Begin
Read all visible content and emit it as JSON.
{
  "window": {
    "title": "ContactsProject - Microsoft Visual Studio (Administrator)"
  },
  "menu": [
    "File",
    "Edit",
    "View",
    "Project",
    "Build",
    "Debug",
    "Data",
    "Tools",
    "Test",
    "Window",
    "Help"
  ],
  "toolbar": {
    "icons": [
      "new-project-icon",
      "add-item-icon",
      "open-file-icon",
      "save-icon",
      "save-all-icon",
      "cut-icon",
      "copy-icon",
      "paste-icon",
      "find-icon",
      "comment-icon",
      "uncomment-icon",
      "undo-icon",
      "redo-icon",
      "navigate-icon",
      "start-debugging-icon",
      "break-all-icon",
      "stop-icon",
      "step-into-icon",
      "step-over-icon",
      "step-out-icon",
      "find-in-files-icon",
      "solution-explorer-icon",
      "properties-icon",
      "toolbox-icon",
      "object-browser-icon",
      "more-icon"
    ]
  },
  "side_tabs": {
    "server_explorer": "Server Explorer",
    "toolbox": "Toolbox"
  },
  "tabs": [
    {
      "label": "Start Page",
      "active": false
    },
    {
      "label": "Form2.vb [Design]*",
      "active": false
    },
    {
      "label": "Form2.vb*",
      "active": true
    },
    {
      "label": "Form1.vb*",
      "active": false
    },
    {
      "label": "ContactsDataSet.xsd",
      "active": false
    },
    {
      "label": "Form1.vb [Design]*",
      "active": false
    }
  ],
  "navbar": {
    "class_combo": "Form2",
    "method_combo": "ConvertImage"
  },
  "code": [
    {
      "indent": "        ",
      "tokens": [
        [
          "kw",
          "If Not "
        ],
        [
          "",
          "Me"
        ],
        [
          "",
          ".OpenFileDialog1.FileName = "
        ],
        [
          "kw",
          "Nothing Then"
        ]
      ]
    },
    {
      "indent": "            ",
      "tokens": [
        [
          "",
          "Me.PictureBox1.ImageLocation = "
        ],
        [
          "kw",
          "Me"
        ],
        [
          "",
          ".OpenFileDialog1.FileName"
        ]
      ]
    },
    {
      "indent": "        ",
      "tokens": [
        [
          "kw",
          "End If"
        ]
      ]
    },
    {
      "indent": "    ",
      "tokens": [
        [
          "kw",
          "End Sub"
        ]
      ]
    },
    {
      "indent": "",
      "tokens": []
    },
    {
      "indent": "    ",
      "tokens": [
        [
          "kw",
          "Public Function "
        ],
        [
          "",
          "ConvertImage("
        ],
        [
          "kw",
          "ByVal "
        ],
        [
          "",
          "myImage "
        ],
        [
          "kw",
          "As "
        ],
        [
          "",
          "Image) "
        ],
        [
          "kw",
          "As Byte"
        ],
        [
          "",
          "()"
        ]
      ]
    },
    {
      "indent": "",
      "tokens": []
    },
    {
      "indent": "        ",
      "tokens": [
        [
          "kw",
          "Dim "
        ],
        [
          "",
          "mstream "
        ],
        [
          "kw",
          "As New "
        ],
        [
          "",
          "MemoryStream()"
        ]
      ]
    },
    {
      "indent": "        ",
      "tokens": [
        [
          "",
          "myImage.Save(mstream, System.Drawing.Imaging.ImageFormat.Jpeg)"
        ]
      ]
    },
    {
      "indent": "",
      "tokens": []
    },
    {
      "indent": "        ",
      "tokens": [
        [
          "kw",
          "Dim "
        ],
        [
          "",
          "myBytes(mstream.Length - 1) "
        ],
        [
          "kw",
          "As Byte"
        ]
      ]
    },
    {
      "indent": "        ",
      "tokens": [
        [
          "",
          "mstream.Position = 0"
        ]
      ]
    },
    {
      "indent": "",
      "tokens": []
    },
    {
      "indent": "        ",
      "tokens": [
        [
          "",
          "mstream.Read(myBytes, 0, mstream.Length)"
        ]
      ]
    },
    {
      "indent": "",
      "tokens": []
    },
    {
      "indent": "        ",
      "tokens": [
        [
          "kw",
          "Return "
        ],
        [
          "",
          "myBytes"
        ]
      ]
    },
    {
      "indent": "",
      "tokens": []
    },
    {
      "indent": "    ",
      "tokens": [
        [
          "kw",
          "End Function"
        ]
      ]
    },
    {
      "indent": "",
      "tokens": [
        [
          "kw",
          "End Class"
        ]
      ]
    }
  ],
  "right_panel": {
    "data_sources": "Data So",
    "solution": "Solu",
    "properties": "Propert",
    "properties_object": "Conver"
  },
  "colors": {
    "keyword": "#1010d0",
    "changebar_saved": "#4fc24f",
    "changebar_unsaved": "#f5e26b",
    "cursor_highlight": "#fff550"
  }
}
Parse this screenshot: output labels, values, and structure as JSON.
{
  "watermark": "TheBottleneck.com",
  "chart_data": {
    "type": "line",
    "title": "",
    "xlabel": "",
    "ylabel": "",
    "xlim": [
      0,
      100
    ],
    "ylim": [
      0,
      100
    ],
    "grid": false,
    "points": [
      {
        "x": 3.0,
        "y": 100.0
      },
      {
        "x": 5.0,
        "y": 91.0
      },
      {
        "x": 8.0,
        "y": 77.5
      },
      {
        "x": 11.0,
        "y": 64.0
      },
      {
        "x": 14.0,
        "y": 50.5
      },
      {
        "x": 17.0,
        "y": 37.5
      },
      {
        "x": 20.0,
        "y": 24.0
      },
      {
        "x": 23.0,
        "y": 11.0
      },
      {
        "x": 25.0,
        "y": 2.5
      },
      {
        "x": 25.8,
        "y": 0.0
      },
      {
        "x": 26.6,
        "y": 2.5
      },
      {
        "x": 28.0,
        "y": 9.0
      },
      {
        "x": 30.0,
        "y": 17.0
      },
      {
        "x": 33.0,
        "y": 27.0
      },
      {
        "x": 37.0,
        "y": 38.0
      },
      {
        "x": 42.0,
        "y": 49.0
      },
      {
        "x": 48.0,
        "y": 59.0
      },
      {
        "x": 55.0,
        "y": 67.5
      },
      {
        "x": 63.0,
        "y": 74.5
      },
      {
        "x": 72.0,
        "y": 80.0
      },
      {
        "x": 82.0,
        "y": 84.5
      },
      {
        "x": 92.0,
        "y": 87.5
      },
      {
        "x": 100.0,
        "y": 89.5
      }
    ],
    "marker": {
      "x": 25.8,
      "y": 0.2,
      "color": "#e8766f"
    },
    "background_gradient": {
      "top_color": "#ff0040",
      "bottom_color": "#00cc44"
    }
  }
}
End
● **JOB**: Identify how many lines in the entries above include the string "JSON", then state that number alone.

● **ANSWER BELOW**: 2